Exercise prompt — Look through the lines below and extract any with the word "name".

Stored records —

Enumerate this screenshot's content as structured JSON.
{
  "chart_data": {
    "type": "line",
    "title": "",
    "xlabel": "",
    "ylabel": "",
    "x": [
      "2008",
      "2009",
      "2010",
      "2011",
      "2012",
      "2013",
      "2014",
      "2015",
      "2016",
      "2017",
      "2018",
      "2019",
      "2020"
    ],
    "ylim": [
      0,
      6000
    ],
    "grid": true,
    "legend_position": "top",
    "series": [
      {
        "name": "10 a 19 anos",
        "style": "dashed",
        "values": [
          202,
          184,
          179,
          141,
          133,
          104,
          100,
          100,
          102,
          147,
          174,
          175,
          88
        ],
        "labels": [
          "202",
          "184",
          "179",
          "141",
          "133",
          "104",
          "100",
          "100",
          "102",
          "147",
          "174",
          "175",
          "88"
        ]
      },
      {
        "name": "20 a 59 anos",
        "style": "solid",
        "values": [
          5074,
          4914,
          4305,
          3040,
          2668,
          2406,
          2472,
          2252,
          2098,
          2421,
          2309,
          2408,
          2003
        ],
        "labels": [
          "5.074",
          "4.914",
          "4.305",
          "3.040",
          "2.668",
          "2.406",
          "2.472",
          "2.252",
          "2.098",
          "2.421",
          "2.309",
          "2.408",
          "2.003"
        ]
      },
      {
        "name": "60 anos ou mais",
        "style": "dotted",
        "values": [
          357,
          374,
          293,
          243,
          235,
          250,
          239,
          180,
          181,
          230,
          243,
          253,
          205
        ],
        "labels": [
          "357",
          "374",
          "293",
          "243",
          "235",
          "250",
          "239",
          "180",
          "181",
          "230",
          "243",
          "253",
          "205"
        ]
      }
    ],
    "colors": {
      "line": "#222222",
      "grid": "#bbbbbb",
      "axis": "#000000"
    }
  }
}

Solution below —
        "name": "10 a 19 anos",
        "name": "20 a 59 anos",
        "name": "60 anos ou mais",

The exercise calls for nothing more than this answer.